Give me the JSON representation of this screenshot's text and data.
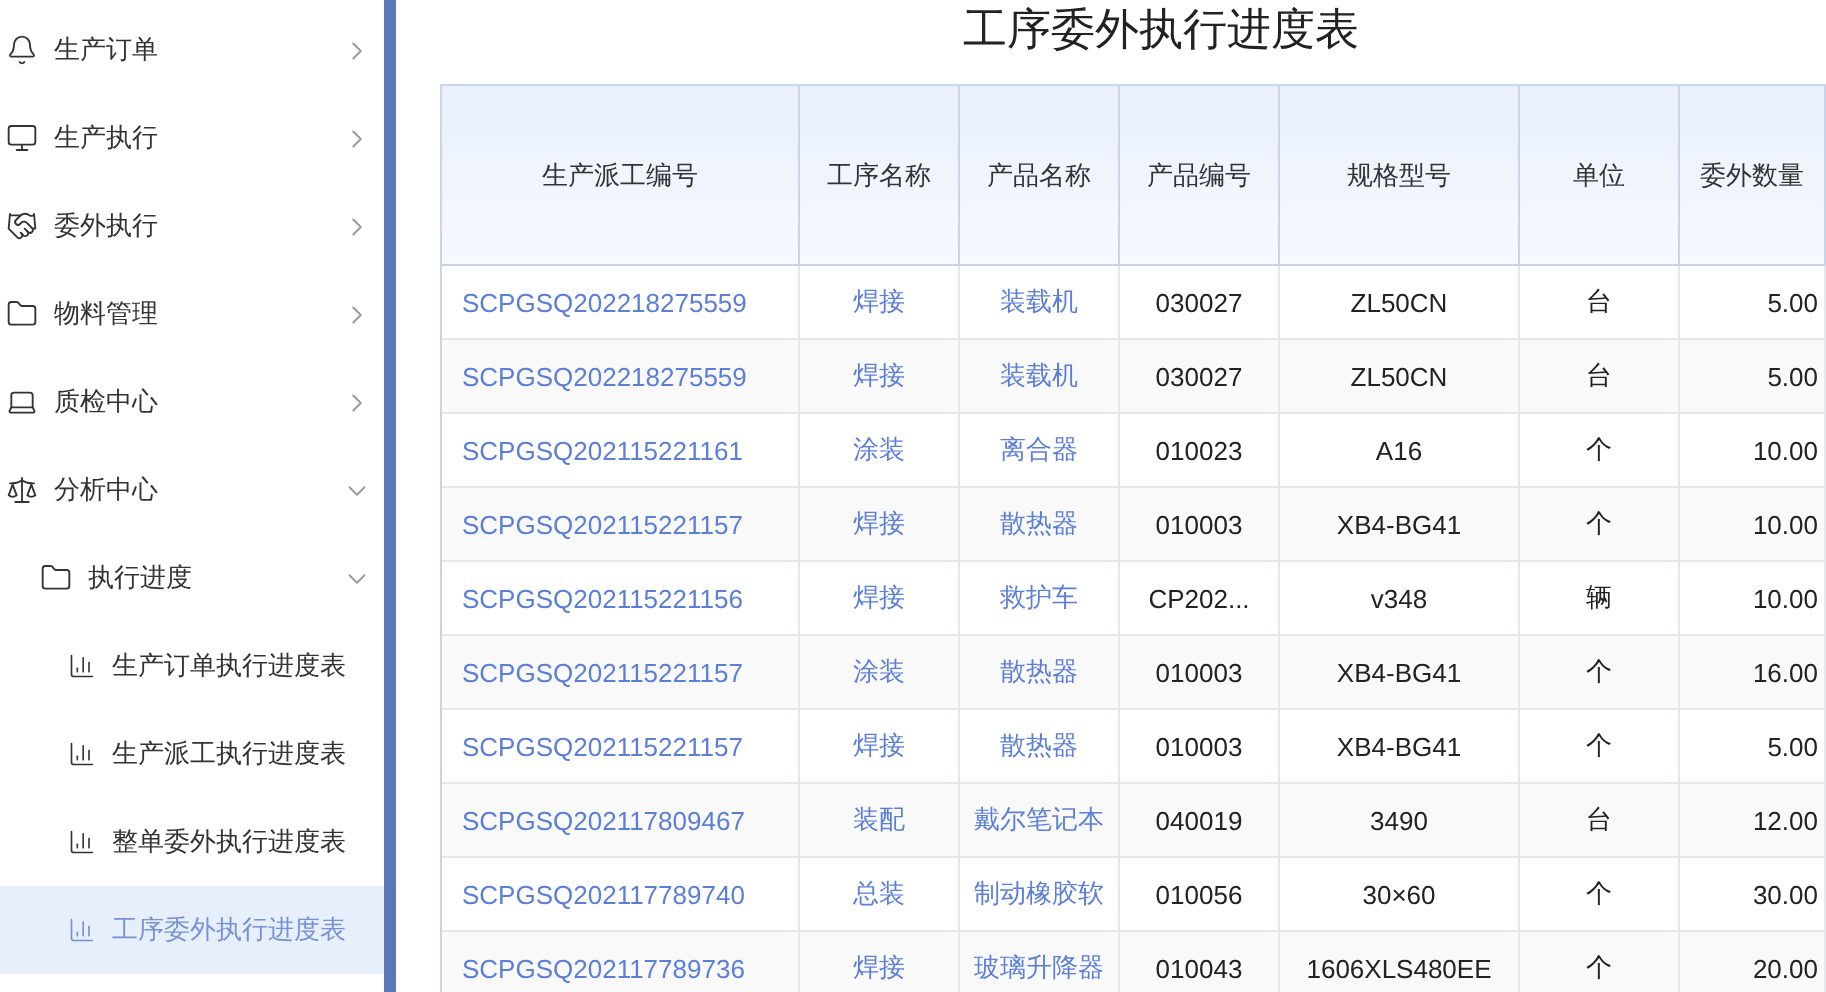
{
  "sidebar": {
    "items": [
      {
        "label": "生产订单",
        "expanded": false,
        "selected": false
      },
      {
        "label": "生产执行",
        "expanded": false,
        "selected": false
      },
      {
        "label": "委外执行",
        "expanded": false,
        "selected": false
      },
      {
        "label": "物料管理",
        "expanded": false,
        "selected": false
      },
      {
        "label": "质检中心",
        "expanded": false,
        "selected": false
      },
      {
        "label": "分析中心",
        "expanded": true,
        "selected": false,
        "children": [
          {
            "label": "执行进度",
            "expanded": true,
            "selected": false,
            "children": [
              {
                "label": "生产订单执行进度表",
                "selected": false
              },
              {
                "label": "生产派工执行进度表",
                "selected": false
              },
              {
                "label": "整单委外执行进度表",
                "selected": false
              },
              {
                "label": "工序委外执行进度表",
                "selected": true
              }
            ]
          }
        ]
      }
    ]
  },
  "page_title": "工序委外执行进度表",
  "table": {
    "columns": [
      {
        "label": "生产派工编号",
        "kind": "link"
      },
      {
        "label": "工序名称",
        "kind": "link"
      },
      {
        "label": "产品名称",
        "kind": "link"
      },
      {
        "label": "产品编号",
        "kind": "text"
      },
      {
        "label": "规格型号",
        "kind": "text"
      },
      {
        "label": "单位",
        "kind": "text"
      },
      {
        "label": "委外数量",
        "kind": "number"
      }
    ],
    "rows": [
      [
        "SCPGSQ202218275559",
        "焊接",
        "装载机",
        "030027",
        "ZL50CN",
        "台",
        "5.00"
      ],
      [
        "SCPGSQ202218275559",
        "焊接",
        "装载机",
        "030027",
        "ZL50CN",
        "台",
        "5.00"
      ],
      [
        "SCPGSQ202115221161",
        "涂装",
        "离合器",
        "010023",
        "A16",
        "个",
        "10.00"
      ],
      [
        "SCPGSQ202115221157",
        "焊接",
        "散热器",
        "010003",
        "XB4-BG41",
        "个",
        "10.00"
      ],
      [
        "SCPGSQ202115221156",
        "焊接",
        "救护车",
        "CP202...",
        "v348",
        "辆",
        "10.00"
      ],
      [
        "SCPGSQ202115221157",
        "涂装",
        "散热器",
        "010003",
        "XB4-BG41",
        "个",
        "16.00"
      ],
      [
        "SCPGSQ202115221157",
        "焊接",
        "散热器",
        "010003",
        "XB4-BG41",
        "个",
        "5.00"
      ],
      [
        "SCPGSQ202117809467",
        "装配",
        "戴尔笔记本",
        "040019",
        "3490",
        "台",
        "12.00"
      ],
      [
        "SCPGSQ202117789740",
        "总装",
        "制动橡胶软",
        "010056",
        "30×60",
        "个",
        "30.00"
      ],
      [
        "SCPGSQ202117789736",
        "焊接",
        "玻璃升降器",
        "010043",
        "1606XLS480EE",
        "个",
        "20.00"
      ]
    ]
  }
}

------------

Above are records with pictures; repeat the records exactly and leave the pictures out.

◆ **WRITTEN SOLUTION**:
Give me the JSON representation of this screenshot's text and data.
{
  "sidebar": {
    "items": [
      {
        "label": "生产订单",
        "expanded": false,
        "selected": false
      },
      {
        "label": "生产执行",
        "expanded": false,
        "selected": false
      },
      {
        "label": "委外执行",
        "expanded": false,
        "selected": false
      },
      {
        "label": "物料管理",
        "expanded": false,
        "selected": false
      },
      {
        "label": "质检中心",
        "expanded": false,
        "selected": false
      },
      {
        "label": "分析中心",
        "expanded": true,
        "selected": false,
        "children": [
          {
            "label": "执行进度",
            "expanded": true,
            "selected": false,
            "children": [
              {
                "label": "生产订单执行进度表",
                "selected": false
              },
              {
                "label": "生产派工执行进度表",
                "selected": false
              },
              {
                "label": "整单委外执行进度表",
                "selected": false
              },
              {
                "label": "工序委外执行进度表",
                "selected": true
              }
            ]
          }
        ]
      }
    ]
  },
  "page_title": "工序委外执行进度表",
  "table": {
    "columns": [
      {
        "label": "生产派工编号",
        "kind": "link"
      },
      {
        "label": "工序名称",
        "kind": "link"
      },
      {
        "label": "产品名称",
        "kind": "link"
      },
      {
        "label": "产品编号",
        "kind": "text"
      },
      {
        "label": "规格型号",
        "kind": "text"
      },
      {
        "label": "单位",
        "kind": "text"
      },
      {
        "label": "委外数量",
        "kind": "number"
      }
    ],
    "rows": [
      [
        "SCPGSQ202218275559",
        "焊接",
        "装载机",
        "030027",
        "ZL50CN",
        "台",
        "5.00"
      ],
      [
        "SCPGSQ202218275559",
        "焊接",
        "装载机",
        "030027",
        "ZL50CN",
        "台",
        "5.00"
      ],
      [
        "SCPGSQ202115221161",
        "涂装",
        "离合器",
        "010023",
        "A16",
        "个",
        "10.00"
      ],
      [
        "SCPGSQ202115221157",
        "焊接",
        "散热器",
        "010003",
        "XB4-BG41",
        "个",
        "10.00"
      ],
      [
        "SCPGSQ202115221156",
        "焊接",
        "救护车",
        "CP202...",
        "v348",
        "辆",
        "10.00"
      ],
      [
        "SCPGSQ202115221157",
        "涂装",
        "散热器",
        "010003",
        "XB4-BG41",
        "个",
        "16.00"
      ],
      [
        "SCPGSQ202115221157",
        "焊接",
        "散热器",
        "010003",
        "XB4-BG41",
        "个",
        "5.00"
      ],
      [
        "SCPGSQ202117809467",
        "装配",
        "戴尔笔记本",
        "040019",
        "3490",
        "台",
        "12.00"
      ],
      [
        "SCPGSQ202117789740",
        "总装",
        "制动橡胶软",
        "010056",
        "30×60",
        "个",
        "30.00"
      ],
      [
        "SCPGSQ202117789736",
        "焊接",
        "玻璃升降器",
        "010043",
        "1606XLS480EE",
        "个",
        "20.00"
      ]
    ]
  }
}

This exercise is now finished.